Aim: Copy the data that follows, character for character, minus the pictures.

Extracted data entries

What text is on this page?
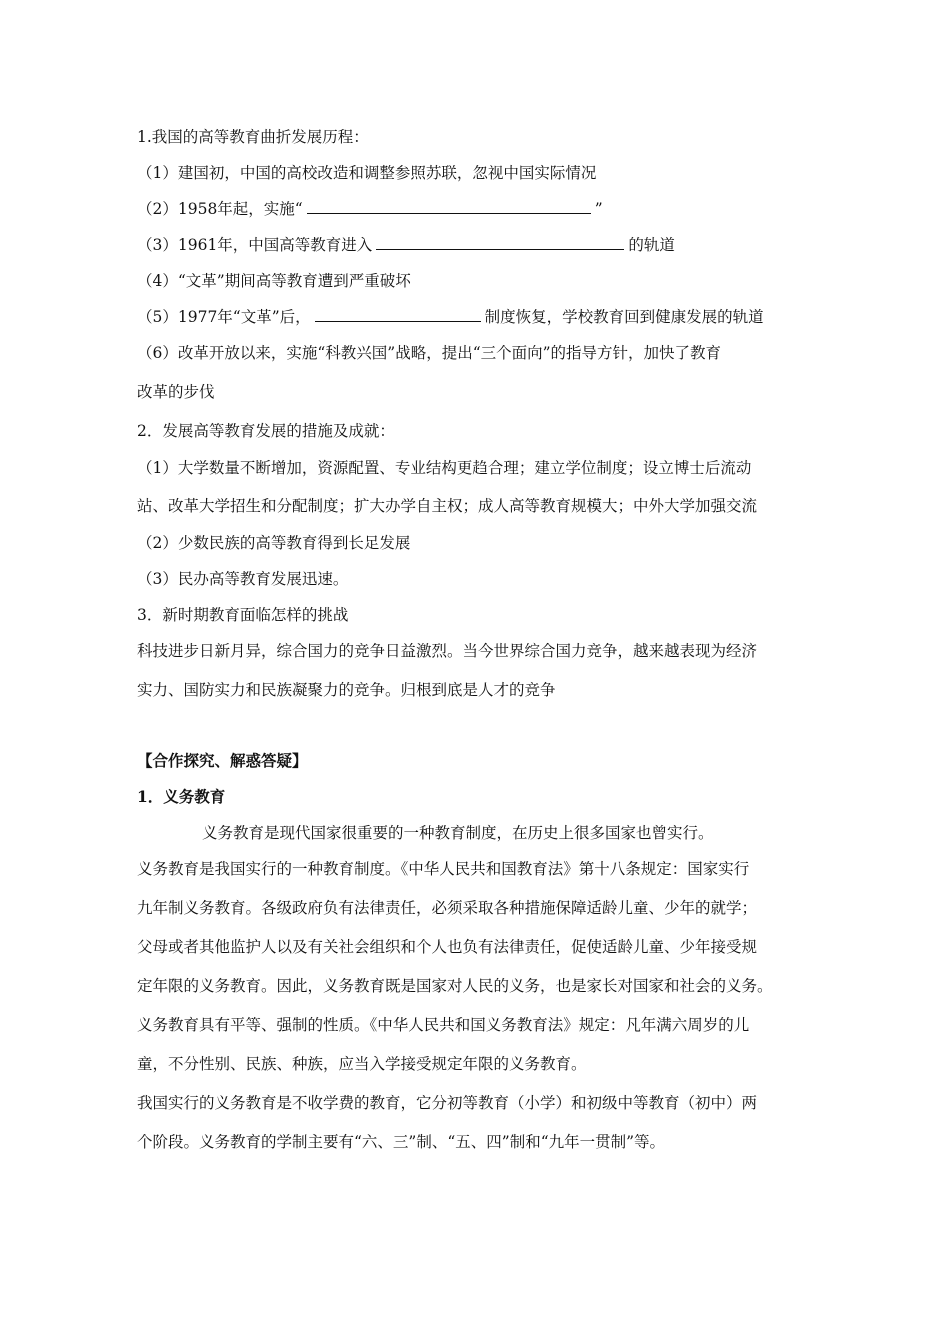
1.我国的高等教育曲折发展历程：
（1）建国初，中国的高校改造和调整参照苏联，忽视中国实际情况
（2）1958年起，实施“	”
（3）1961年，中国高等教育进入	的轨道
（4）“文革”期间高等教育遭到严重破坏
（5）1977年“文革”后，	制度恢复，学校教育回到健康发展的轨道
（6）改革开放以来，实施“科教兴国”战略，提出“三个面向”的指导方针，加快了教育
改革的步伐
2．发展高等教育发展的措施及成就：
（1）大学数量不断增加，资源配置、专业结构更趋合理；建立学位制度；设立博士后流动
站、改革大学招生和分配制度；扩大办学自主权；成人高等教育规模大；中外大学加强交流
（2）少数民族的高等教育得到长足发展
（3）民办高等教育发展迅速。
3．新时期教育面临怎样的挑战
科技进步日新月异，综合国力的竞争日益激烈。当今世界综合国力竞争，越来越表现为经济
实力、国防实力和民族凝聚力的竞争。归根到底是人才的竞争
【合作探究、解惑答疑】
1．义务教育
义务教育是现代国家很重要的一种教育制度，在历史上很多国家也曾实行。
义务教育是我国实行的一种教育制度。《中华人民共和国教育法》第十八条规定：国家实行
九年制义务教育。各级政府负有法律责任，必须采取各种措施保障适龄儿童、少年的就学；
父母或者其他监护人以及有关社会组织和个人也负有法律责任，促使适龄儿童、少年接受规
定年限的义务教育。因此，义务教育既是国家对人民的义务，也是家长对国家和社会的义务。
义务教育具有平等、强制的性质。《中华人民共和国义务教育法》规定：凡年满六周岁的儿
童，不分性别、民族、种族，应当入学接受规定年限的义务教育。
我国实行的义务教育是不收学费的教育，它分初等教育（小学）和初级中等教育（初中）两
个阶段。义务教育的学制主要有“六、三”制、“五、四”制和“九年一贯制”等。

Output below:
What text is on this page?
1.我国的高等教育曲折发展历程：
（1）建国初，中国的高校改造和调整参照苏联，忽视中国实际情况
（2）1958年起，实施“	”
（3）1961年，中国高等教育进入	的轨道
（4）“文革”期间高等教育遭到严重破坏
（5）1977年“文革”后，	制度恢复，学校教育回到健康发展的轨道
（6）改革开放以来，实施“科教兴国”战略，提出“三个面向”的指导方针，加快了教育
改革的步伐
2．发展高等教育发展的措施及成就：
（1）大学数量不断增加，资源配置、专业结构更趋合理；建立学位制度；设立博士后流动
站、改革大学招生和分配制度；扩大办学自主权；成人高等教育规模大；中外大学加强交流
（2）少数民族的高等教育得到长足发展
（3）民办高等教育发展迅速。
3．新时期教育面临怎样的挑战
科技进步日新月异，综合国力的竞争日益激烈。当今世界综合国力竞争，越来越表现为经济
实力、国防实力和民族凝聚力的竞争。归根到底是人才的竞争
【合作探究、解惑答疑】
1．义务教育
义务教育是现代国家很重要的一种教育制度，在历史上很多国家也曾实行。
义务教育是我国实行的一种教育制度。《中华人民共和国教育法》第十八条规定：国家实行
九年制义务教育。各级政府负有法律责任，必须采取各种措施保障适龄儿童、少年的就学；
父母或者其他监护人以及有关社会组织和个人也负有法律责任，促使适龄儿童、少年接受规
定年限的义务教育。因此，义务教育既是国家对人民的义务，也是家长对国家和社会的义务。
义务教育具有平等、强制的性质。《中华人民共和国义务教育法》规定：凡年满六周岁的儿
童，不分性别、民族、种族，应当入学接受规定年限的义务教育。
我国实行的义务教育是不收学费的教育，它分初等教育（小学）和初级中等教育（初中）两
个阶段。义务教育的学制主要有“六、三”制、“五、四”制和“九年一贯制”等。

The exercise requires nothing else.